- WHAT YOU NEED TO DO
Copy every entry word for word. Skip the pictures.

- MATERIAL PROVIDED
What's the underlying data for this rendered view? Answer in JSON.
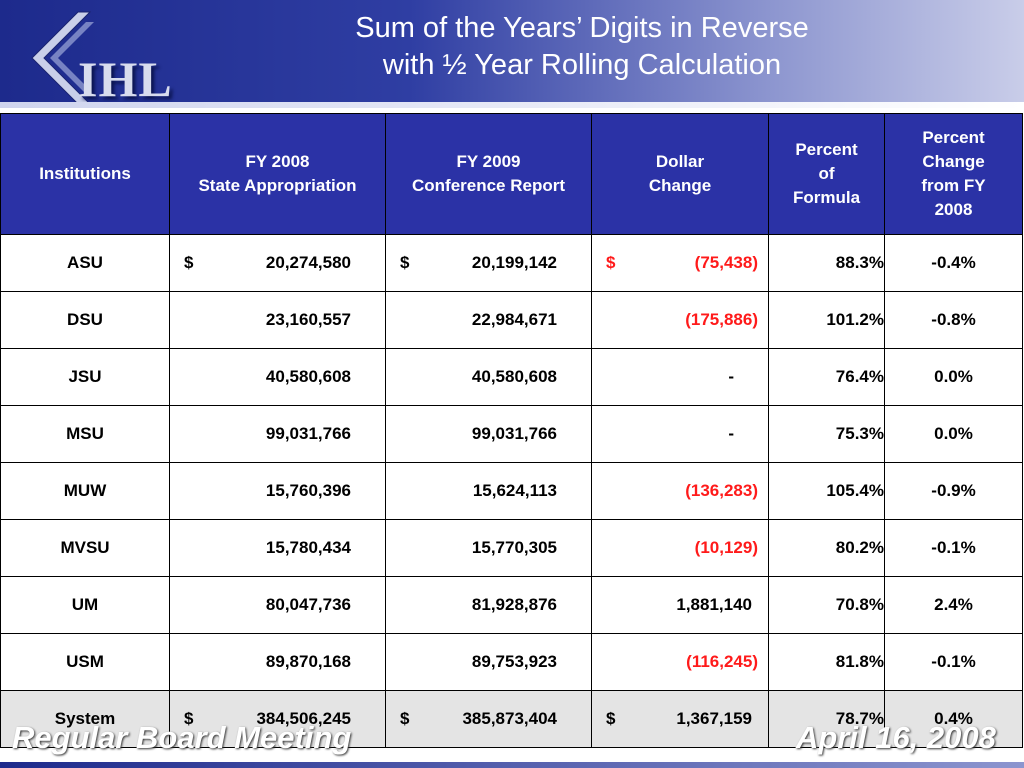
{
  "header": {
    "logo_text": "IHL",
    "title_line1": "Sum of the Years’ Digits in Reverse",
    "title_line2": "with ½ Year Rolling Calculation"
  },
  "table": {
    "headers": {
      "institutions": "Institutions",
      "fy2008_line1": "FY 2008",
      "fy2008_line2": "State Appropriation",
      "fy2009_line1": "FY 2009",
      "fy2009_line2": "Conference Report",
      "dollar_line1": "Dollar",
      "dollar_line2": "Change",
      "pct_formula_line1": "Percent",
      "pct_formula_line2": "of",
      "pct_formula_line3": "Formula",
      "pct_change_line1": "Percent",
      "pct_change_line2": "Change",
      "pct_change_line3": "from FY",
      "pct_change_line4": "2008"
    },
    "rows": [
      {
        "inst": "ASU",
        "fy08_cur": "$",
        "fy08": "20,274,580",
        "fy09_cur": "$",
        "fy09": "20,199,142",
        "chg_cur": "$",
        "chg": "(75,438)",
        "pct": "88.3%",
        "pchg": "-0.4%"
      },
      {
        "inst": "DSU",
        "fy08_cur": "",
        "fy08": "23,160,557",
        "fy09_cur": "",
        "fy09": "22,984,671",
        "chg_cur": "",
        "chg": "(175,886)",
        "pct": "101.2%",
        "pchg": "-0.8%"
      },
      {
        "inst": "JSU",
        "fy08_cur": "",
        "fy08": "40,580,608",
        "fy09_cur": "",
        "fy09": "40,580,608",
        "chg_cur": "",
        "chg": "-",
        "pct": "76.4%",
        "pchg": "0.0%"
      },
      {
        "inst": "MSU",
        "fy08_cur": "",
        "fy08": "99,031,766",
        "fy09_cur": "",
        "fy09": "99,031,766",
        "chg_cur": "",
        "chg": "-",
        "pct": "75.3%",
        "pchg": "0.0%"
      },
      {
        "inst": "MUW",
        "fy08_cur": "",
        "fy08": "15,760,396",
        "fy09_cur": "",
        "fy09": "15,624,113",
        "chg_cur": "",
        "chg": "(136,283)",
        "pct": "105.4%",
        "pchg": "-0.9%"
      },
      {
        "inst": "MVSU",
        "fy08_cur": "",
        "fy08": "15,780,434",
        "fy09_cur": "",
        "fy09": "15,770,305",
        "chg_cur": "",
        "chg": "(10,129)",
        "pct": "80.2%",
        "pchg": "-0.1%"
      },
      {
        "inst": "UM",
        "fy08_cur": "",
        "fy08": "80,047,736",
        "fy09_cur": "",
        "fy09": "81,928,876",
        "chg_cur": "",
        "chg": "1,881,140",
        "pct": "70.8%",
        "pchg": "2.4%"
      },
      {
        "inst": "USM",
        "fy08_cur": "",
        "fy08": "89,870,168",
        "fy09_cur": "",
        "fy09": "89,753,923",
        "chg_cur": "",
        "chg": "(116,245)",
        "pct": "81.8%",
        "pchg": "-0.1%"
      },
      {
        "inst": "System",
        "fy08_cur": "$",
        "fy08": "384,506,245",
        "fy09_cur": "$",
        "fy09": "385,873,404",
        "chg_cur": "$",
        "chg": "1,367,159",
        "pct": "78.7%",
        "pchg": "0.4%"
      }
    ]
  },
  "footer": {
    "left": "Regular Board Meeting",
    "right": "April 16, 2008"
  },
  "colors": {
    "header_blue": "#2b32a6",
    "negative_red": "#ff1a1a",
    "total_row_gray": "#e4e4e4"
  }
}
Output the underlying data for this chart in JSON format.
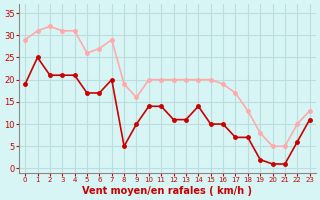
{
  "x": [
    0,
    1,
    2,
    3,
    4,
    5,
    6,
    7,
    8,
    9,
    10,
    11,
    12,
    13,
    14,
    15,
    16,
    17,
    18,
    19,
    20,
    21,
    22,
    23
  ],
  "wind_avg": [
    19,
    25,
    21,
    21,
    21,
    17,
    17,
    20,
    5,
    10,
    14,
    14,
    11,
    11,
    14,
    10,
    10,
    7,
    7,
    2,
    1,
    1,
    6,
    11
  ],
  "wind_gust": [
    29,
    31,
    32,
    31,
    31,
    26,
    27,
    29,
    19,
    16,
    20,
    20,
    20,
    20,
    20,
    20,
    19,
    17,
    13,
    8,
    5,
    5,
    10,
    13
  ],
  "avg_color": "#cc0000",
  "gust_color": "#ffaaaa",
  "bg_color": "#d8f5f5",
  "grid_color": "#bbdddd",
  "xlabel": "Vent moyen/en rafales ( km/h )",
  "xlabel_color": "#cc0000",
  "ylabel_color": "#cc0000",
  "tick_color": "#cc0000",
  "yticks": [
    0,
    5,
    10,
    15,
    20,
    25,
    30,
    35
  ],
  "ylim": [
    -1,
    37
  ],
  "xlim": [
    -0.5,
    23.5
  ]
}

- THE SOLUTION
What's the underlying data for this rendered view? Answer in JSON.
{
  "header": {
    "logo_text": "IHL",
    "title_line1": "Sum of the Years’ Digits in Reverse",
    "title_line2": "with ½ Year Rolling Calculation"
  },
  "table": {
    "headers": {
      "institutions": "Institutions",
      "fy2008_line1": "FY 2008",
      "fy2008_line2": "State Appropriation",
      "fy2009_line1": "FY 2009",
      "fy2009_line2": "Conference Report",
      "dollar_line1": "Dollar",
      "dollar_line2": "Change",
      "pct_formula_line1": "Percent",
      "pct_formula_line2": "of",
      "pct_formula_line3": "Formula",
      "pct_change_line1": "Percent",
      "pct_change_line2": "Change",
      "pct_change_line3": "from FY",
      "pct_change_line4": "2008"
    },
    "rows": [
      {
        "inst": "ASU",
        "fy08_cur": "$",
        "fy08": "20,274,580",
        "fy09_cur": "$",
        "fy09": "20,199,142",
        "chg_cur": "$",
        "chg": "(75,438)",
        "pct": "88.3%",
        "pchg": "-0.4%"
      },
      {
        "inst": "DSU",
        "fy08_cur": "",
        "fy08": "23,160,557",
        "fy09_cur": "",
        "fy09": "22,984,671",
        "chg_cur": "",
        "chg": "(175,886)",
        "pct": "101.2%",
        "pchg": "-0.8%"
      },
      {
        "inst": "JSU",
        "fy08_cur": "",
        "fy08": "40,580,608",
        "fy09_cur": "",
        "fy09": "40,580,608",
        "chg_cur": "",
        "chg": "-",
        "pct": "76.4%",
        "pchg": "0.0%"
      },
      {
        "inst": "MSU",
        "fy08_cur": "",
        "fy08": "99,031,766",
        "fy09_cur": "",
        "fy09": "99,031,766",
        "chg_cur": "",
        "chg": "-",
        "pct": "75.3%",
        "pchg": "0.0%"
      },
      {
        "inst": "MUW",
        "fy08_cur": "",
        "fy08": "15,760,396",
        "fy09_cur": "",
        "fy09": "15,624,113",
        "chg_cur": "",
        "chg": "(136,283)",
        "pct": "105.4%",
        "pchg": "-0.9%"
      },
      {
        "inst": "MVSU",
        "fy08_cur": "",
        "fy08": "15,780,434",
        "fy09_cur": "",
        "fy09": "15,770,305",
        "chg_cur": "",
        "chg": "(10,129)",
        "pct": "80.2%",
        "pchg": "-0.1%"
      },
      {
        "inst": "UM",
        "fy08_cur": "",
        "fy08": "80,047,736",
        "fy09_cur": "",
        "fy09": "81,928,876",
        "chg_cur": "",
        "chg": "1,881,140",
        "pct": "70.8%",
        "pchg": "2.4%"
      },
      {
        "inst": "USM",
        "fy08_cur": "",
        "fy08": "89,870,168",
        "fy09_cur": "",
        "fy09": "89,753,923",
        "chg_cur": "",
        "chg": "(116,245)",
        "pct": "81.8%",
        "pchg": "-0.1%"
      },
      {
        "inst": "System",
        "fy08_cur": "$",
        "fy08": "384,506,245",
        "fy09_cur": "$",
        "fy09": "385,873,404",
        "chg_cur": "$",
        "chg": "1,367,159",
        "pct": "78.7%",
        "pchg": "0.4%"
      }
    ]
  },
  "footer": {
    "left": "Regular Board Meeting",
    "right": "April 16, 2008"
  },
  "colors": {
    "header_blue": "#2b32a6",
    "negative_red": "#ff1a1a",
    "total_row_gray": "#e4e4e4"
  }
}
Output the underlying data for this chart in JSON format.
{
  "x": [
    0,
    1,
    2,
    3,
    4,
    5,
    6,
    7,
    8,
    9,
    10,
    11,
    12,
    13,
    14,
    15,
    16,
    17,
    18,
    19,
    20,
    21,
    22,
    23
  ],
  "wind_avg": [
    19,
    25,
    21,
    21,
    21,
    17,
    17,
    20,
    5,
    10,
    14,
    14,
    11,
    11,
    14,
    10,
    10,
    7,
    7,
    2,
    1,
    1,
    6,
    11
  ],
  "wind_gust": [
    29,
    31,
    32,
    31,
    31,
    26,
    27,
    29,
    19,
    16,
    20,
    20,
    20,
    20,
    20,
    20,
    19,
    17,
    13,
    8,
    5,
    5,
    10,
    13
  ],
  "avg_color": "#cc0000",
  "gust_color": "#ffaaaa",
  "bg_color": "#d8f5f5",
  "grid_color": "#bbdddd",
  "xlabel": "Vent moyen/en rafales ( km/h )",
  "xlabel_color": "#cc0000",
  "ylabel_color": "#cc0000",
  "tick_color": "#cc0000",
  "yticks": [
    0,
    5,
    10,
    15,
    20,
    25,
    30,
    35
  ],
  "ylim": [
    -1,
    37
  ],
  "xlim": [
    -0.5,
    23.5
  ]
}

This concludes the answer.